Testo estratto:
▼

Storie che svaniscono nel nulla

Vivere in una famiglia a basso reddito come “italo-immigrata”, che ha ottenuto la cittadinanza soltanto in età adulta, ha avuto un forte impatto sul modo in cui  descrive e vede il mondo. La sua scrittura è popolata di storie di donne che svaniscono nel nulla, che non riescono a dire tutto di sé e che fanno fatica a trovare pace in un mondo dove non è facile dire di appartenere davvero a qualcuno o a qualcosa. Kan ha collaborato, tra gli altri, con La Repubblica e L’Espresso, ed è autrice di Ladri di denti, raccolta di racconti e saggi che hanno al centro il tema dell'alienazione e del razzismo.

Djarah Kan

Qual è stato il motore che ti ha spinta alla scrittura?

▲

Consegna 1: Nel testo estratto, con quali testate ha collaborato Kan, tra le altre?
Consegna 2: Ricopia dal testo estratto tutto ciò che va da "Storie che svaniscono" fino a "e del razzismo.".

Materiale fornito:
▼

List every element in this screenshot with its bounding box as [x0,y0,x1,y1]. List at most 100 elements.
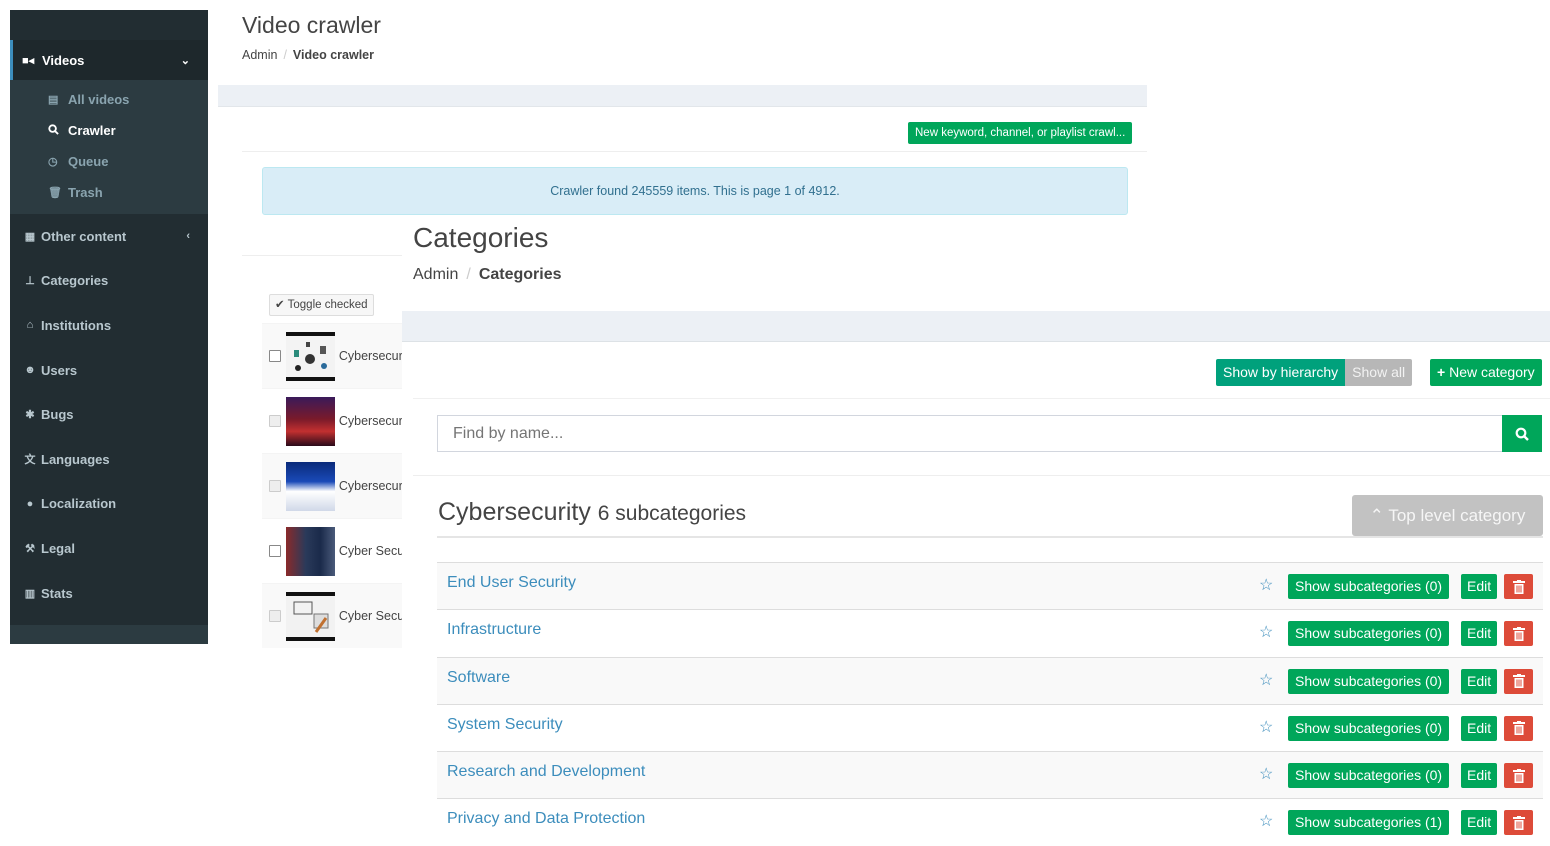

▲

Risposta 1: Con La Repubblica e L’Espresso.

Risposta 2:
Storie che svaniscono nel nulla

Vivere in una famiglia a basso reddito come “italo-immigrata”, che ha ottenuto la cittadinanza soltanto in età adulta, ha avuto un forte impatto sul modo in cui  descrive e vede il mondo. La sua scrittura è popolata di storie di donne che svaniscono nel nulla, che non riescono a dire tutto di sé e che fanno fatica a trovare pace in un mondo dove non è facile dire di appartenere davvero a qualcuno o a qualcosa. Kan ha collaborato, tra gli altri, con La Repubblica e L’Espresso, ed è autrice di Ladri di denti, raccolta di racconti e saggi che hanno al centro il tema dell'alienazione e del razzismo.